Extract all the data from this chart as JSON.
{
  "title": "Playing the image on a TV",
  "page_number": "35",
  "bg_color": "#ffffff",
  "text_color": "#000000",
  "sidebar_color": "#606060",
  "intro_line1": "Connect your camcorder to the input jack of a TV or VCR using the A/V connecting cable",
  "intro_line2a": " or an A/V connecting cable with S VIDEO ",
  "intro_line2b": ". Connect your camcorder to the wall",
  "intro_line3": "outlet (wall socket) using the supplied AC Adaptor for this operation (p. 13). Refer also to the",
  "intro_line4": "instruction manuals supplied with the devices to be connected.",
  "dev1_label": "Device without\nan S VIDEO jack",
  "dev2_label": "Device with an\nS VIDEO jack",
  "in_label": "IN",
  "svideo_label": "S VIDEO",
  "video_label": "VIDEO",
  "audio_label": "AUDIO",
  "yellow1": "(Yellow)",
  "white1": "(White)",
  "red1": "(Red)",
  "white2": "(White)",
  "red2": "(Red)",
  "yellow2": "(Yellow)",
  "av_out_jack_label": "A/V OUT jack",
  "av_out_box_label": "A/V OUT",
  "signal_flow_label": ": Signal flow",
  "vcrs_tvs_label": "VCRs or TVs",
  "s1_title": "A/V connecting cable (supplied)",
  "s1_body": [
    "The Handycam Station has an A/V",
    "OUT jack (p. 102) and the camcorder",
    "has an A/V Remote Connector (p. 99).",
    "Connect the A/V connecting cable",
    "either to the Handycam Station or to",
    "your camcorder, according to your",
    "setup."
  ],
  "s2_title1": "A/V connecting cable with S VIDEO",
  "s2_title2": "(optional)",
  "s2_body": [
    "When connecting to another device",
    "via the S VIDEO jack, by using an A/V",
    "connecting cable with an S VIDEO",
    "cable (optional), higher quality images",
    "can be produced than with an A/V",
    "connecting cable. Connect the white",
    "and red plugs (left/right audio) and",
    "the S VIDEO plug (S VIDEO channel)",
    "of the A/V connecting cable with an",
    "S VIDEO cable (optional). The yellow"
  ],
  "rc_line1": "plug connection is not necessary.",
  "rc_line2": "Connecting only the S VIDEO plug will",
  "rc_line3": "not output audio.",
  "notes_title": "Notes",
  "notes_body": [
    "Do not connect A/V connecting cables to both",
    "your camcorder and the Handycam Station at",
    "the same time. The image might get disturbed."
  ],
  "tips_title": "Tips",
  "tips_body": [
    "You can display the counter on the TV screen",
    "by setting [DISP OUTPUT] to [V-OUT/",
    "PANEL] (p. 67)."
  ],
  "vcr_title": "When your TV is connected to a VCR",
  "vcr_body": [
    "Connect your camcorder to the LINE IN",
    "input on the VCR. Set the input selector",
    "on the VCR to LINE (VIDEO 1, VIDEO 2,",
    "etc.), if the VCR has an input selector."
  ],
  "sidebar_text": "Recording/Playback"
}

· · · ·

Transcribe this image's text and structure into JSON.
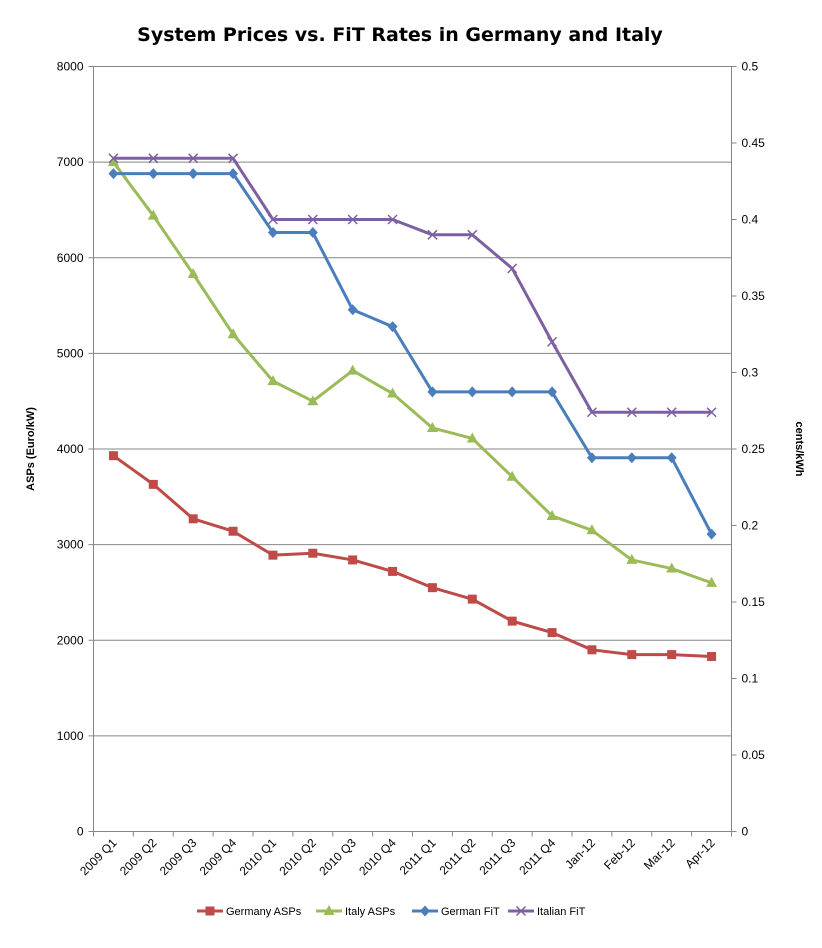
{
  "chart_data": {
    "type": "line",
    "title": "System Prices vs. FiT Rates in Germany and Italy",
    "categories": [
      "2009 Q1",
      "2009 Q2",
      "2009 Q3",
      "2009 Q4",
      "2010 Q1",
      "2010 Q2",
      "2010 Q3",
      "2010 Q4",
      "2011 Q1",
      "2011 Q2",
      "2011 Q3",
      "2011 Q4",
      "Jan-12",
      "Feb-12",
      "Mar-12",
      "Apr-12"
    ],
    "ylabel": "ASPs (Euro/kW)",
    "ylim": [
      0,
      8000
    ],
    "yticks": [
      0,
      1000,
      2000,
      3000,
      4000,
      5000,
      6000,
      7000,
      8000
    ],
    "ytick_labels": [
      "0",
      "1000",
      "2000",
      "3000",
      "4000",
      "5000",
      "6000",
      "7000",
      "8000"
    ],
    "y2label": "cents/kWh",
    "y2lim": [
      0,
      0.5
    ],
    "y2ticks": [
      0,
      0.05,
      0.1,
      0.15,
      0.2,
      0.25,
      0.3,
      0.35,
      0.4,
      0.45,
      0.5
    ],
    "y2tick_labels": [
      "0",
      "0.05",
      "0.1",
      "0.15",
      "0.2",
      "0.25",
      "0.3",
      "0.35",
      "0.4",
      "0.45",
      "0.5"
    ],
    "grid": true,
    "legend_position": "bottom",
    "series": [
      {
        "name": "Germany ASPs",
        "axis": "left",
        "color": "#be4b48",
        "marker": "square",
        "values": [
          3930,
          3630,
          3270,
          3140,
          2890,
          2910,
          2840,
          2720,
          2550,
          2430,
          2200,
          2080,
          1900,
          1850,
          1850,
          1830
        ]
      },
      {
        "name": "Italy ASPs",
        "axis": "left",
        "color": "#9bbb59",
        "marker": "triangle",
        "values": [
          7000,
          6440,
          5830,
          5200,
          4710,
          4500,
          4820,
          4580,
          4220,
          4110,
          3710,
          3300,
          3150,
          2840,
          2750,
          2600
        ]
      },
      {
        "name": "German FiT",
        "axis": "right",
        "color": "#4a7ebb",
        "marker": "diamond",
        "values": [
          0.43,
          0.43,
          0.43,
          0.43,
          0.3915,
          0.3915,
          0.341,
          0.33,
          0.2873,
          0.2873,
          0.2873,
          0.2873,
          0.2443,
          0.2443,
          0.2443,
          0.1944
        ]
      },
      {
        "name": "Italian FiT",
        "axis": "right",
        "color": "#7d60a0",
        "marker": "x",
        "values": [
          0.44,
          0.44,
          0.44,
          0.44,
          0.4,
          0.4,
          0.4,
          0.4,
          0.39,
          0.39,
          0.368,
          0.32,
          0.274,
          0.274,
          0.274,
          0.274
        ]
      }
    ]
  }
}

· · · ·

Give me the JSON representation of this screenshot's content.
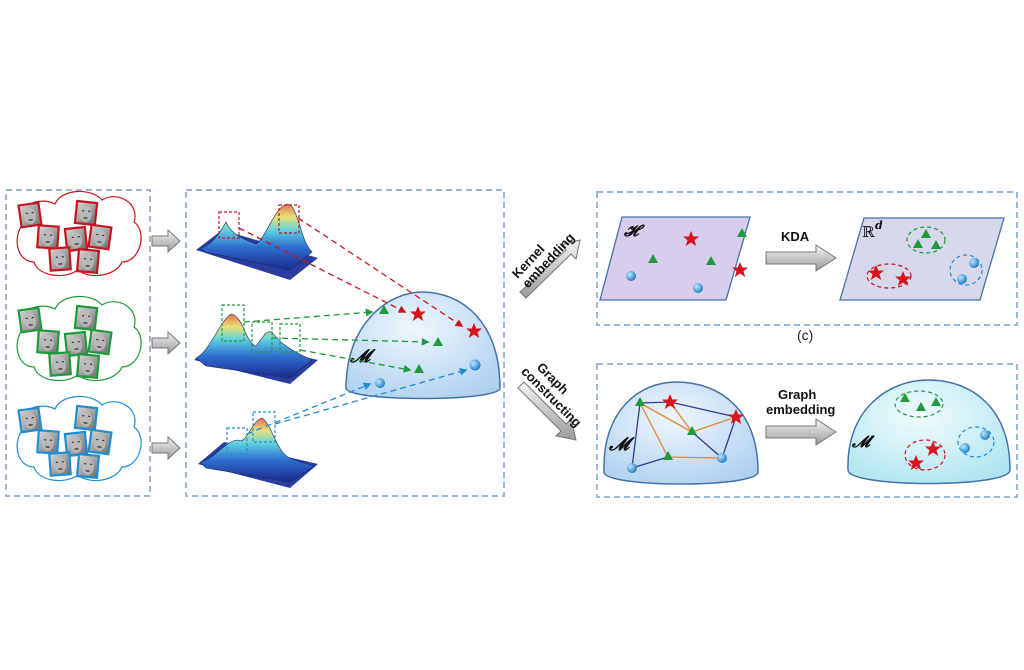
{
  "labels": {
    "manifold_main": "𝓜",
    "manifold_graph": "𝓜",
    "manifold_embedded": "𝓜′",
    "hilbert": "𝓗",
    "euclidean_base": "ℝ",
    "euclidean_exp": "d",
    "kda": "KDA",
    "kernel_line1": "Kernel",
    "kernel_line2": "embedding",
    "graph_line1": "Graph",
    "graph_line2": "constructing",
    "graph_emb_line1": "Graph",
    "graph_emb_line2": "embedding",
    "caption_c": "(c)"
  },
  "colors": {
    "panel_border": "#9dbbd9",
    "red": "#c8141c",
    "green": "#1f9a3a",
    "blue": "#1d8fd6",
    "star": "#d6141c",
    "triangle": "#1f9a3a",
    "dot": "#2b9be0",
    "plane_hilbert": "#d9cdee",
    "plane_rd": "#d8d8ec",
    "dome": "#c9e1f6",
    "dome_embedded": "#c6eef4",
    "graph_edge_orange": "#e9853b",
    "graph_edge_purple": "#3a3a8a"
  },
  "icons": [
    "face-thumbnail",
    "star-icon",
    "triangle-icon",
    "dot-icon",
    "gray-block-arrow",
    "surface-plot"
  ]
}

· · · ·

● Written exercise
Where a line in the entries holds the word "When", copy that line.

● Task solution
    "When connecting to another device",
  "vcr_title": "When your TV is connected to a VCR",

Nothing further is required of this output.